### [課題内容]
カンパチ釣りの文章のうち、「釣ったのは、高知市南御座の会」から始まり「うや、ぐんぐんと走り始めた。」で終わる部分を、「ハガツオ」を「ソウダガツオ」に置き換えて書き直してください。

### [抜粋本文]

○ ○ ○ ○ ○ ○ ○

釣ったのは、高知市南御座の会社員、岩崎靖さん(30)。この日早朝、友人と足摺岬沖約二十五キロの通称「六の瀬」付近へ向かい、ルアーでカンパチを狙った。が、午前十時すぎまでの釣果はサバとハガツオ一匹ずつ。きょうはもう駄目か、とハガツオ狙いで細い竿(さお)に替え、ルアーを流し直した。
ズン! 何かに引っかかったような感触がしたのは同十時半ごろ。引いても引いても動かない。ところが、一分ほどして糸が少し動いたかと思うや、ぐんぐんと走り始めた。
「どうしたらえい?」
頭の中が真っ白になった岩崎さん。友人は「ゆっくり引き」とアドバイス。四十メートルほど出た糸を巻きながら格闘すること約三十分。やがて、巨大なカンパチが海面に「ぽっこん」と灰色の腹を見せ、三人掛かりでどうにかこうにか引き上げた。

○ ○ ○ ○ ○ ○ ○

### [データ内容]
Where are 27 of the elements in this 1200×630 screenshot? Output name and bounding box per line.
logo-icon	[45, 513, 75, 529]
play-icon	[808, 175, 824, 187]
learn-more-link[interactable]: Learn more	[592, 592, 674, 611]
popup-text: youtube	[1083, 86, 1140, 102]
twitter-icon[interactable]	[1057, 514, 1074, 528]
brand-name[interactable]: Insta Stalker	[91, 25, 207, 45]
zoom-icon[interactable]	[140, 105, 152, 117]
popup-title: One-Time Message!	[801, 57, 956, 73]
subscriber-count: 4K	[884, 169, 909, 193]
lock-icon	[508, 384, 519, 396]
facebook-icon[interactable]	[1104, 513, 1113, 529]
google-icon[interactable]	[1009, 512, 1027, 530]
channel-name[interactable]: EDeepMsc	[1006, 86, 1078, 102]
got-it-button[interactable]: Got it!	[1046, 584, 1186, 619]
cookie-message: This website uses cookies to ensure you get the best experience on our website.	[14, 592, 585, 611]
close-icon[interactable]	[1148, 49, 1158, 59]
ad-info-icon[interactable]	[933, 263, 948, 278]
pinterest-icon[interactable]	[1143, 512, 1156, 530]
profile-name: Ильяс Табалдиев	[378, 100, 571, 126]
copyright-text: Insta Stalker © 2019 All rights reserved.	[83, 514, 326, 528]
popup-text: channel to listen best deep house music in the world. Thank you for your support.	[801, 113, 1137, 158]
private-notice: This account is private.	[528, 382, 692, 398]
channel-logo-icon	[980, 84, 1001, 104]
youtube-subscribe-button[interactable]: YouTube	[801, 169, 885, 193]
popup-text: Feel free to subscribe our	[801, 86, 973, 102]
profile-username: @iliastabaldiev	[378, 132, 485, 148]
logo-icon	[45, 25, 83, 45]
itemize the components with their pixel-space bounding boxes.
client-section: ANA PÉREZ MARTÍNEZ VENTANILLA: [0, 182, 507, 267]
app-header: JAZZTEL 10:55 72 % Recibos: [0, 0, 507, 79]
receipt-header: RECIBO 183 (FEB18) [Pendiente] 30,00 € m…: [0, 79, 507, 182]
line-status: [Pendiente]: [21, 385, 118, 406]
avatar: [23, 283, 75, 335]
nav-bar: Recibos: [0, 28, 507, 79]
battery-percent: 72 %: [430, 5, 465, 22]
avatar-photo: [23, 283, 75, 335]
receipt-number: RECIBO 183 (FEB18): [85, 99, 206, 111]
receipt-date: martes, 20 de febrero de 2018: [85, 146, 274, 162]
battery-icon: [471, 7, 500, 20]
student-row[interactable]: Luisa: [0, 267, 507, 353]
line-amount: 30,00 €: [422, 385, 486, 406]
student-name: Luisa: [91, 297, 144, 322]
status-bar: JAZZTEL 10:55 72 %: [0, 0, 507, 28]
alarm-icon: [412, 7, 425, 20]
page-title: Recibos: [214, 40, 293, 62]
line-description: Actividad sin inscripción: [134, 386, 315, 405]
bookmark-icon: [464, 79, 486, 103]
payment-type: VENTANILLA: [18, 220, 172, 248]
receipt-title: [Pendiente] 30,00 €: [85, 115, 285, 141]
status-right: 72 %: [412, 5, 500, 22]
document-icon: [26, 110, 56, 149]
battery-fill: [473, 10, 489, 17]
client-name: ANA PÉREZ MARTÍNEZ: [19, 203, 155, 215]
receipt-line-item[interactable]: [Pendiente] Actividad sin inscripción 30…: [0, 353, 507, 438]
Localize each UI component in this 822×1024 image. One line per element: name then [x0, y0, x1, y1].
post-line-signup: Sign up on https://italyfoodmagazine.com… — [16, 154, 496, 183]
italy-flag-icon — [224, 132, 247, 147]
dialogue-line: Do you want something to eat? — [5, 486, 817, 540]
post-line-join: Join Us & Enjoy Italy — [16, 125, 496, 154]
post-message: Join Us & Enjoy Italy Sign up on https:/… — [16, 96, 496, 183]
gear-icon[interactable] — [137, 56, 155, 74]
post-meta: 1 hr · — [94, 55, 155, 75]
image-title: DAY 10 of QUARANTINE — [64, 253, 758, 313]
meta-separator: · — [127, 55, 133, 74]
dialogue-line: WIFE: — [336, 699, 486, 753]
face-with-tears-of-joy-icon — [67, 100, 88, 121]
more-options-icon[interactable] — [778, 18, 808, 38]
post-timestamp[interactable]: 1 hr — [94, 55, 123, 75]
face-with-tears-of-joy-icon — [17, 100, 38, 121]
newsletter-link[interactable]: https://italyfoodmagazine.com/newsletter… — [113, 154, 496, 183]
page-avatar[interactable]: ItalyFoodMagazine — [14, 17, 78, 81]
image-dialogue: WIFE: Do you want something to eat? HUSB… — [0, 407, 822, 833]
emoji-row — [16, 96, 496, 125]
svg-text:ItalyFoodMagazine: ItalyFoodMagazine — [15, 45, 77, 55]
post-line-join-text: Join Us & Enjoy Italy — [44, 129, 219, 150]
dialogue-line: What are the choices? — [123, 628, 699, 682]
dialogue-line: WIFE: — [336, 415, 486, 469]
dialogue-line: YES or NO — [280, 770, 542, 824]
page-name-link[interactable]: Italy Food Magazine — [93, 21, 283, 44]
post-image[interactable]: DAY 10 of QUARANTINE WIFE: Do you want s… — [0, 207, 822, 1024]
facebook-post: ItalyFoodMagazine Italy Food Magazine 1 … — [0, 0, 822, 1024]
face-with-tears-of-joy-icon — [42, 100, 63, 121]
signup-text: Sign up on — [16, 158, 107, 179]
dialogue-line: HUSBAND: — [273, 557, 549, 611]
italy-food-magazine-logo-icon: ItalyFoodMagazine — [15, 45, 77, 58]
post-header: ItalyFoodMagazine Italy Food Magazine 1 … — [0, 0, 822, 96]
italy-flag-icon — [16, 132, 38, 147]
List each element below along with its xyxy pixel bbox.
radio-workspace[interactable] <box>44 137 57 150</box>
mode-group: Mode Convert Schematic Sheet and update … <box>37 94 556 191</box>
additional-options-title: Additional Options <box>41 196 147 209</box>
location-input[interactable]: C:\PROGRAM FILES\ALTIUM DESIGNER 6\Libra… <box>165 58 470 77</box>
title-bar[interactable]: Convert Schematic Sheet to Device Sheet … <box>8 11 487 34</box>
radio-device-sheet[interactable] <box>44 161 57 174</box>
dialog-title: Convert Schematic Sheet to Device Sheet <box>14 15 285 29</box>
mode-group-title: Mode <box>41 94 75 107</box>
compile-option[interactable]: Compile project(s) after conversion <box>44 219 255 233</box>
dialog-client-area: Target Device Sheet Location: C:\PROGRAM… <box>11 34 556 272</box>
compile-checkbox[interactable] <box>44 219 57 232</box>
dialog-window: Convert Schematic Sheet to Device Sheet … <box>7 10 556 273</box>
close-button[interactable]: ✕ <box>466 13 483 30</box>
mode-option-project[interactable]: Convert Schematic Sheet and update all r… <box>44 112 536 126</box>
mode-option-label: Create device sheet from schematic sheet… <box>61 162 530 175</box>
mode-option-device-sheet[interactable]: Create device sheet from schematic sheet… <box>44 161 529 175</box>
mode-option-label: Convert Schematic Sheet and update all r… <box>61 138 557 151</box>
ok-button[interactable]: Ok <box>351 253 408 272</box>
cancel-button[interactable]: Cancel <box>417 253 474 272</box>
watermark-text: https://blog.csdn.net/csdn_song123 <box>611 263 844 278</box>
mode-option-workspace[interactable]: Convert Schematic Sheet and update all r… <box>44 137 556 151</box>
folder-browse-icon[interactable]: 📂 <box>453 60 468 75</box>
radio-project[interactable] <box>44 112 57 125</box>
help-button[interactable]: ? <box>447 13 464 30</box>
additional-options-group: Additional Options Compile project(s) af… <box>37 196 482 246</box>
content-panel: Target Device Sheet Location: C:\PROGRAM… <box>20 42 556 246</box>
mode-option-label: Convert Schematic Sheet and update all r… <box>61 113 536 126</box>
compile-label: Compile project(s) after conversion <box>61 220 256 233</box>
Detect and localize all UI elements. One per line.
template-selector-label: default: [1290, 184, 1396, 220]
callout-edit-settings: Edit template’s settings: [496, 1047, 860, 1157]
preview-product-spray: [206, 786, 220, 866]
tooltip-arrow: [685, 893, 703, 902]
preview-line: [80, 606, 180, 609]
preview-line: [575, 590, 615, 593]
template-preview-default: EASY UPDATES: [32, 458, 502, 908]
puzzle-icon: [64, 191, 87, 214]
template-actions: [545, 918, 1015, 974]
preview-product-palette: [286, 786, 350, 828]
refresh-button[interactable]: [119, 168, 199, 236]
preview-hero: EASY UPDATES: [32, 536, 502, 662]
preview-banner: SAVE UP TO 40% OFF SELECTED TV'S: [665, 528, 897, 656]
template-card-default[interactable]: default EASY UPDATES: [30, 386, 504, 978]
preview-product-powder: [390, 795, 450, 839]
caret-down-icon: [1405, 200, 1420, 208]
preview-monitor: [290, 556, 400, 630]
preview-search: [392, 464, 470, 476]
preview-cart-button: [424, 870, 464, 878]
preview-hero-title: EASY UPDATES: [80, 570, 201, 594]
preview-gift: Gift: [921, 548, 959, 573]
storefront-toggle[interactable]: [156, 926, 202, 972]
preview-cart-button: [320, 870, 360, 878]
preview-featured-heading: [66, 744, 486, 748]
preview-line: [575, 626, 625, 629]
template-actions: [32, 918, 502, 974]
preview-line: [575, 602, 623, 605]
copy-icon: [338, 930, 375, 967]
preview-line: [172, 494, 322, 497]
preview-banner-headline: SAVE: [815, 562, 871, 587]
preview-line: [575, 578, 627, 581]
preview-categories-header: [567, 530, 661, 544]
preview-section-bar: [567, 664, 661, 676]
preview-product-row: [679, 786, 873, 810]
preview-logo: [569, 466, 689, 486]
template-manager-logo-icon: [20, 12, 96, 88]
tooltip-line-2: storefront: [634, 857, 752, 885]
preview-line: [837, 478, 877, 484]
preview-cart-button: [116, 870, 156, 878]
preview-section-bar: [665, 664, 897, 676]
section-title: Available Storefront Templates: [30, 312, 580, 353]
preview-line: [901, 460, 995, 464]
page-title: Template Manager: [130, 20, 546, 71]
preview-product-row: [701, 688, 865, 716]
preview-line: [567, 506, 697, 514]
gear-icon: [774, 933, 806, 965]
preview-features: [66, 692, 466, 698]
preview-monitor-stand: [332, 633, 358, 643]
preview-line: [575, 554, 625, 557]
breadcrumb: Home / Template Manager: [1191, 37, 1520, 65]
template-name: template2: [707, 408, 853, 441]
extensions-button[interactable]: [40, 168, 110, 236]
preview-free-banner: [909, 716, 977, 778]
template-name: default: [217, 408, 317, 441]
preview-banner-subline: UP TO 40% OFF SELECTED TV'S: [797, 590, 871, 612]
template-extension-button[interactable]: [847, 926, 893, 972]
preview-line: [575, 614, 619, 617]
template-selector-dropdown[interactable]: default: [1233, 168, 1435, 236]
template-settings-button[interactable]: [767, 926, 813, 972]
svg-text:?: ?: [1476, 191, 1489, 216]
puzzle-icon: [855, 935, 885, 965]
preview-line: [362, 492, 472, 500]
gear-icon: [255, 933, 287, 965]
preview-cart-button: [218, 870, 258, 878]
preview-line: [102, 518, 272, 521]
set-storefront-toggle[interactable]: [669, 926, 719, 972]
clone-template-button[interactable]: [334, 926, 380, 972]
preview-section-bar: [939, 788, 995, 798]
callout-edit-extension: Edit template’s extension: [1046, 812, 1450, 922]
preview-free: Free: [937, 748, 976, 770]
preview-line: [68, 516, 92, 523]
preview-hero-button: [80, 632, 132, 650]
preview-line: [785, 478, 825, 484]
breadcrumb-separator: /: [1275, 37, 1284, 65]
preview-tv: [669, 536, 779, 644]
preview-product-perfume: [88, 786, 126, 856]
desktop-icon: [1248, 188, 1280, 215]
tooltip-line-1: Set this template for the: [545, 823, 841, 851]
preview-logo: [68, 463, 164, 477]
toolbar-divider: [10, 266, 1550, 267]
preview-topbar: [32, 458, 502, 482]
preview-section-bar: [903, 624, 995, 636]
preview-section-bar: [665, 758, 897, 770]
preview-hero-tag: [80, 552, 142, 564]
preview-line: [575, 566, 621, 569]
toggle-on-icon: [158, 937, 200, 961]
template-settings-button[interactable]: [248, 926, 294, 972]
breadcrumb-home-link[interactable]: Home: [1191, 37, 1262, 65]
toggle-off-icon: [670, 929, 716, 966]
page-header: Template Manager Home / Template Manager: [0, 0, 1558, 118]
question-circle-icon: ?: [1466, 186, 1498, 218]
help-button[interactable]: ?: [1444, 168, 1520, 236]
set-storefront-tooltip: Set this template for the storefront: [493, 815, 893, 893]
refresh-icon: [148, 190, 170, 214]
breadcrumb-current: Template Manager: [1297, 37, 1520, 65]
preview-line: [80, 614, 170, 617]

○ ○ ○ ○ ○ ○ ○

### [解答文]
釣ったのは、高知市南御座の会社員、岩崎靖さん(30)。この日早朝、友人と足摺岬沖約二十五キロの通称「六の瀬」付近へ向かい、ルアーでカンパチを狙った。が、午前十時すぎまでの釣果はサバとソウダガツオ一匹ずつ。きょうはもう駄目か、とソウダガツオ狙いで細い竿(さお)に替え、ルアーを流し直した。
ズン! 何かに引っかかったような感触がしたのは同十時半ごろ。引いても引いても動かない。ところが、一分ほどして糸が少し動いたかと思うや、ぐんぐんと走り始めた。